*Instructions to follow*: What lines of the data include the string "Boudot"? Copy them all.

========

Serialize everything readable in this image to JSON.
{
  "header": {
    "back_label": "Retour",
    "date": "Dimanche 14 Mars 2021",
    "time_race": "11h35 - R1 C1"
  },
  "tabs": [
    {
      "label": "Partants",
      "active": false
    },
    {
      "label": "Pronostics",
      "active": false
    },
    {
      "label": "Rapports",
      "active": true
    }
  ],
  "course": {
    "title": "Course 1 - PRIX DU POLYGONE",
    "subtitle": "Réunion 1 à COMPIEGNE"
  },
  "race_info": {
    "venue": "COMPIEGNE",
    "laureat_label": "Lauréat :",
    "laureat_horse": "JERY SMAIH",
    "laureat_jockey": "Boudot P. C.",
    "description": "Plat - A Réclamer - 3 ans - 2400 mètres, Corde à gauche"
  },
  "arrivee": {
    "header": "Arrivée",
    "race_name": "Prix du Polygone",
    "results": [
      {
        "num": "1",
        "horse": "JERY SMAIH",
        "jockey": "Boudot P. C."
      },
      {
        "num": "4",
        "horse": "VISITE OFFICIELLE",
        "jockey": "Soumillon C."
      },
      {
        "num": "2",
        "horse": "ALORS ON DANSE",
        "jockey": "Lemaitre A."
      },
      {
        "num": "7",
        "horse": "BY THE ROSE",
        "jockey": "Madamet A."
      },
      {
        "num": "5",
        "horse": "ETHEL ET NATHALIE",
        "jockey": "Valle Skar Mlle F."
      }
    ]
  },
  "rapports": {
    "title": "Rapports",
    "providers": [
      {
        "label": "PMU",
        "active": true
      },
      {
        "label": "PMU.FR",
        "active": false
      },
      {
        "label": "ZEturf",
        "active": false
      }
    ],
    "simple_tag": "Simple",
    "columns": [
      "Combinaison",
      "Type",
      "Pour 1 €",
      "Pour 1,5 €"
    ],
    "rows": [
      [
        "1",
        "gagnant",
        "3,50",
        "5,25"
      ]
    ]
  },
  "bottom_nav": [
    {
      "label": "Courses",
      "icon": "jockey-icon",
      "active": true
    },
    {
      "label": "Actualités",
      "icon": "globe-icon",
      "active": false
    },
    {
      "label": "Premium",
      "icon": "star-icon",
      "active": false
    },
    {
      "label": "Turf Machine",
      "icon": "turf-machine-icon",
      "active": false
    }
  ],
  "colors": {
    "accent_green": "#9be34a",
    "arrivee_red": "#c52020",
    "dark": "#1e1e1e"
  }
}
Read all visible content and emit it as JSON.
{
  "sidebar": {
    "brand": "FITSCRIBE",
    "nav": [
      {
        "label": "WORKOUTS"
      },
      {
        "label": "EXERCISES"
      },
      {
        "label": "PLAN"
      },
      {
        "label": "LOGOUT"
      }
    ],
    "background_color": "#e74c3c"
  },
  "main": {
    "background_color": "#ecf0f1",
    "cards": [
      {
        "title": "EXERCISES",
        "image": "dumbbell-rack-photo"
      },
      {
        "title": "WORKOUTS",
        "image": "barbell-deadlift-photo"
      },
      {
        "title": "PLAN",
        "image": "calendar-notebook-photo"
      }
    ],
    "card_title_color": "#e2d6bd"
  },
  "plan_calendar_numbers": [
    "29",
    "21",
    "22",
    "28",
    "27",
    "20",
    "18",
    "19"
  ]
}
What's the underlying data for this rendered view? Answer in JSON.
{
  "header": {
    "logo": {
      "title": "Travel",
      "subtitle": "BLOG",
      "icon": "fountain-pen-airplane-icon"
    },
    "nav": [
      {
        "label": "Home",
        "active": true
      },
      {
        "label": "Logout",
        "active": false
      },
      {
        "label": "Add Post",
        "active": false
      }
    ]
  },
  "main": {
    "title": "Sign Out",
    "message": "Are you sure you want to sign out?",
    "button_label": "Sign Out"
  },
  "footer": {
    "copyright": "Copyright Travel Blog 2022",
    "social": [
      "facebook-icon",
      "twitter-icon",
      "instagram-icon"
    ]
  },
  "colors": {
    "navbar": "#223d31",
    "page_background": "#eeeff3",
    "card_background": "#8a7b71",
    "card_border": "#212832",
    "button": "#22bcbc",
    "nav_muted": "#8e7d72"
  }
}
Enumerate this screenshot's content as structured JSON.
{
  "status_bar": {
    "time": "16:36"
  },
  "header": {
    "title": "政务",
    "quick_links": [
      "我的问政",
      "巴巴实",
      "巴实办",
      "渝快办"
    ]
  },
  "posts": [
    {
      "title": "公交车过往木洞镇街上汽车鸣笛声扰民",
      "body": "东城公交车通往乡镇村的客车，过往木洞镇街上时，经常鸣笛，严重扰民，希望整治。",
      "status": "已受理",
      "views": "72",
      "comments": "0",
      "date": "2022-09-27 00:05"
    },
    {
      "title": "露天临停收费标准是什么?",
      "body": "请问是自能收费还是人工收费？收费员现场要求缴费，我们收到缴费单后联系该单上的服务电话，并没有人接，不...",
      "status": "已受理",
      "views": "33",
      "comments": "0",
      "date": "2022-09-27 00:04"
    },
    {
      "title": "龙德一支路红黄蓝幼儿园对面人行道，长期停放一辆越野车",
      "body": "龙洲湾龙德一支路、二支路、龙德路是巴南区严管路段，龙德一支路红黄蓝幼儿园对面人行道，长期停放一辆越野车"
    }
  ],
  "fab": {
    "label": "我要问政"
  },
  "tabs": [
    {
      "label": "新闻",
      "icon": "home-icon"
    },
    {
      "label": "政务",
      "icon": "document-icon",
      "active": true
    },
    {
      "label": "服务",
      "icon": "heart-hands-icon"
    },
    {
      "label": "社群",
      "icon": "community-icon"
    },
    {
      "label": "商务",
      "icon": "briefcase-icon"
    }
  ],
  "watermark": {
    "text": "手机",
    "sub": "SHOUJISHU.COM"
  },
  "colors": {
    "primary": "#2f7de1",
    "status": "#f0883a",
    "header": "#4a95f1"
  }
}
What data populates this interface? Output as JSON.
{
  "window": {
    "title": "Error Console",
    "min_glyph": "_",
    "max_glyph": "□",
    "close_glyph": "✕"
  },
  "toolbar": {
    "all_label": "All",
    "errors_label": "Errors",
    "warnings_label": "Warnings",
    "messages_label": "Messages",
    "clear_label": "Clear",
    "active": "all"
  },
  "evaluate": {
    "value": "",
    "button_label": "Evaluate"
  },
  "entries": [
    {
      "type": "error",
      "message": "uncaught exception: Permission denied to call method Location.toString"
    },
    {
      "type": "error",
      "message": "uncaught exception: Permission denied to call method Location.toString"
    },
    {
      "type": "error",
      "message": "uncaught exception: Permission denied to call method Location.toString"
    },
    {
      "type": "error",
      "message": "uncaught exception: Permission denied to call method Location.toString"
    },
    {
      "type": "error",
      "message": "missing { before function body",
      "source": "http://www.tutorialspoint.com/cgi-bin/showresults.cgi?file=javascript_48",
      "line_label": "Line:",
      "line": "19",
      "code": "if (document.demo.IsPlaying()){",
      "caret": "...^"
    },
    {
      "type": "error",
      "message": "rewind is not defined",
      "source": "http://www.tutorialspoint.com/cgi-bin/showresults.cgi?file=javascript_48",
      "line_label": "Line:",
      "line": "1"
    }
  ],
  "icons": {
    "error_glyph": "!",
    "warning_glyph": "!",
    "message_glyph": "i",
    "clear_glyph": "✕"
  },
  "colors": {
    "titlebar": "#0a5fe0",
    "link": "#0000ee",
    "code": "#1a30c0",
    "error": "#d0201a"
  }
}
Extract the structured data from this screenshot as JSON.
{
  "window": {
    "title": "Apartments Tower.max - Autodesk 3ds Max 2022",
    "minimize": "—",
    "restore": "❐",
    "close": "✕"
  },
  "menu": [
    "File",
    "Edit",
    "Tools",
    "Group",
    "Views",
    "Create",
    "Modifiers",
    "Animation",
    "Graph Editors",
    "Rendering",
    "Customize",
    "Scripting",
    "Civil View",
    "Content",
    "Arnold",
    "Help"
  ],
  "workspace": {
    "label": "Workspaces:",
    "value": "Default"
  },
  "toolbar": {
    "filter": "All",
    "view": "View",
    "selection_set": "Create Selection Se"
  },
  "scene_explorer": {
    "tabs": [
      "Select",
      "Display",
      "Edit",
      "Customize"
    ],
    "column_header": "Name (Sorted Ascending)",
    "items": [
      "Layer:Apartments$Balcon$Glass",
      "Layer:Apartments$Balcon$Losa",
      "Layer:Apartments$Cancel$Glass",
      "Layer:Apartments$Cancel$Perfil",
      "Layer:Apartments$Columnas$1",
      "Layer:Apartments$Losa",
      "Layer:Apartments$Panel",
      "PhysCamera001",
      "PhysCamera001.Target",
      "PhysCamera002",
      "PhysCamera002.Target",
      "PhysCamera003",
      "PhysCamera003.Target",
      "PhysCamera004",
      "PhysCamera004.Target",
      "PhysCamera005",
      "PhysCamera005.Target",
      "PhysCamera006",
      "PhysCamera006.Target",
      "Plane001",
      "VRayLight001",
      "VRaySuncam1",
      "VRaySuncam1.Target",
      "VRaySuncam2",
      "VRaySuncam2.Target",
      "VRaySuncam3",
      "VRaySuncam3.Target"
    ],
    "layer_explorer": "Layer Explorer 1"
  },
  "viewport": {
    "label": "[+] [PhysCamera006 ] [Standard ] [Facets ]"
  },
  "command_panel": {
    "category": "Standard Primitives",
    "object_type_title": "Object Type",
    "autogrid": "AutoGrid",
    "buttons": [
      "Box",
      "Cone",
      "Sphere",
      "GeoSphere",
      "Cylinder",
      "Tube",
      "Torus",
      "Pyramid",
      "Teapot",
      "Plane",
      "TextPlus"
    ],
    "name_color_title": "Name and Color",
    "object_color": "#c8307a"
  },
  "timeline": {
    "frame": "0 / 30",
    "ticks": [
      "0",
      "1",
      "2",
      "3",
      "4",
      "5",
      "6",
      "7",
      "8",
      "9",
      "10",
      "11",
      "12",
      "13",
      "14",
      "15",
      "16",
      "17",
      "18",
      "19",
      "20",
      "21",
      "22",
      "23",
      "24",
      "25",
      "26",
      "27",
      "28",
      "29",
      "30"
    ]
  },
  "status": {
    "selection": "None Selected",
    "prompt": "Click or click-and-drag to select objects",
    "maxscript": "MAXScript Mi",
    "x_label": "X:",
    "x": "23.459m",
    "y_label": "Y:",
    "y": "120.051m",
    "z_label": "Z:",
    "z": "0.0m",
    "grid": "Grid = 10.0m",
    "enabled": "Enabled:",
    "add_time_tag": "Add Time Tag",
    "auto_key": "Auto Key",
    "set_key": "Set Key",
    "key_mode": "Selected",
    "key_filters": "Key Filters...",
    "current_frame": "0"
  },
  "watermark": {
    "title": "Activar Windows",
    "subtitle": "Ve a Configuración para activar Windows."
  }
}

========

*The answer*:
    "laureat_jockey": "Boudot P. C.",
        "jockey": "Boudot P. C."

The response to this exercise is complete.